YOUR OBJECTIVE ▸
Find the lines with "Size" in them and copy them out.

STORED DATA ▸
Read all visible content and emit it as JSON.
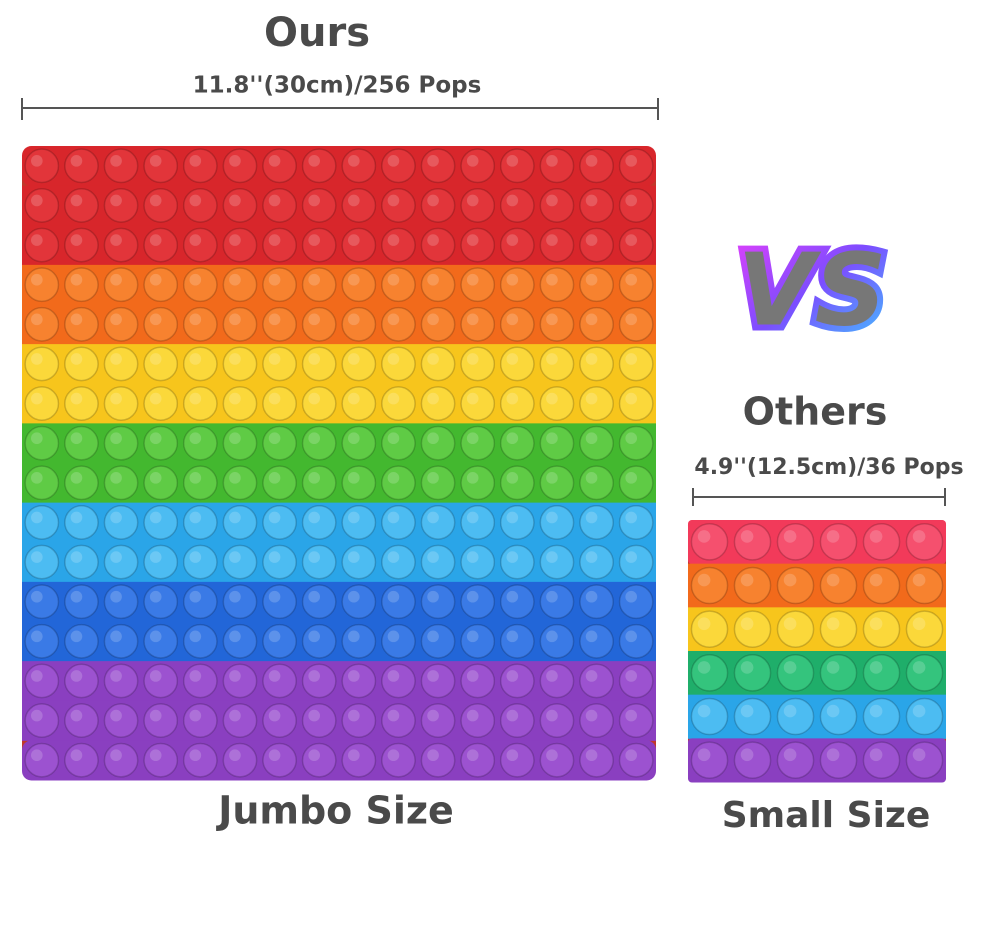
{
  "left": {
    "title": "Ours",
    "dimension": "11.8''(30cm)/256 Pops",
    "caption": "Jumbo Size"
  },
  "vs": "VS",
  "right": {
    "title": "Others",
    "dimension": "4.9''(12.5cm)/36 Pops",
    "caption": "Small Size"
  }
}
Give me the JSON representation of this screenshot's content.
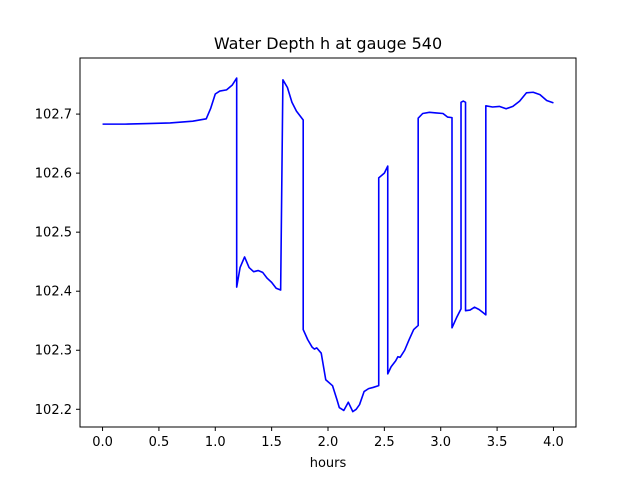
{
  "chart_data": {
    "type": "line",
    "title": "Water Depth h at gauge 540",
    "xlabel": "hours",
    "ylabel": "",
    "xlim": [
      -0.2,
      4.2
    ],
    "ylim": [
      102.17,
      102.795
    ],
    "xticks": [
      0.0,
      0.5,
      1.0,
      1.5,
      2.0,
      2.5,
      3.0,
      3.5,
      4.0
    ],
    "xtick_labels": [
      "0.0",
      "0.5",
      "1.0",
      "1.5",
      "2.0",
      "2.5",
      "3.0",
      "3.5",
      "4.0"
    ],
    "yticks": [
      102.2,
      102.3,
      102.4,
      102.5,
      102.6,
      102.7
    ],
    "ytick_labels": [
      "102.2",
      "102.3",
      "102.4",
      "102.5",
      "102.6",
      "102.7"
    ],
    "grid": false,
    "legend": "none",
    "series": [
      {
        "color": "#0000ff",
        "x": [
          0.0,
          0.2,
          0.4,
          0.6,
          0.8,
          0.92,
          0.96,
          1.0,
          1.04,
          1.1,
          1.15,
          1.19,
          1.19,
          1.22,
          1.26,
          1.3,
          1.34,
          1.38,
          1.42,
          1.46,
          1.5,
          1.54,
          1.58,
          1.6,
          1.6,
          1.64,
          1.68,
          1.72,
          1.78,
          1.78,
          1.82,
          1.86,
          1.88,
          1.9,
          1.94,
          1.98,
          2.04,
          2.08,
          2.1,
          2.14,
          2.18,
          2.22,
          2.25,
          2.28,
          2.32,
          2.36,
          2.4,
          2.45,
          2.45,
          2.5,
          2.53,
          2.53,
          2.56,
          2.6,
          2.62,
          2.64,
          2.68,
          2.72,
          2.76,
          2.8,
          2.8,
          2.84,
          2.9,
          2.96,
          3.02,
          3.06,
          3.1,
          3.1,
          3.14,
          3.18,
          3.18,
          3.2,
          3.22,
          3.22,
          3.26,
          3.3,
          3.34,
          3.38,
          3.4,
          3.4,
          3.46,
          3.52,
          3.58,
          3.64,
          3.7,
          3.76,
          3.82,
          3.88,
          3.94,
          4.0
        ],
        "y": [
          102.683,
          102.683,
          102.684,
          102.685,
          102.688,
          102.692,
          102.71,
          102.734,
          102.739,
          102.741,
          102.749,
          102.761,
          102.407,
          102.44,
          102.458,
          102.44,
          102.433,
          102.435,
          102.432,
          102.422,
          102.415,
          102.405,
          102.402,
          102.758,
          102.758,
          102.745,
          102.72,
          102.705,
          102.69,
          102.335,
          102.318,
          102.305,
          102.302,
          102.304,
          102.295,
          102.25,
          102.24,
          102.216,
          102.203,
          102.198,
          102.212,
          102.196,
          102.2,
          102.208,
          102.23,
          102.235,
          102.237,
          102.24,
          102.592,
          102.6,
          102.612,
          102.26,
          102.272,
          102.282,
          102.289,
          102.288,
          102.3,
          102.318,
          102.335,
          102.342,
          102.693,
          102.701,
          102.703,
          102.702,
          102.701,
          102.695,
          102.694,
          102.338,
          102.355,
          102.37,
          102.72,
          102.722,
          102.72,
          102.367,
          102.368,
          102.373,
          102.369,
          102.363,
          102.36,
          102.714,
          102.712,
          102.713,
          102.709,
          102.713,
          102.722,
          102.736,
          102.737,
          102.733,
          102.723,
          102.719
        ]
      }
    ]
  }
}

OUTPUT FOR THIS TASK ▸
    "caption": "Jumbo Size"
    "caption": "Small Size"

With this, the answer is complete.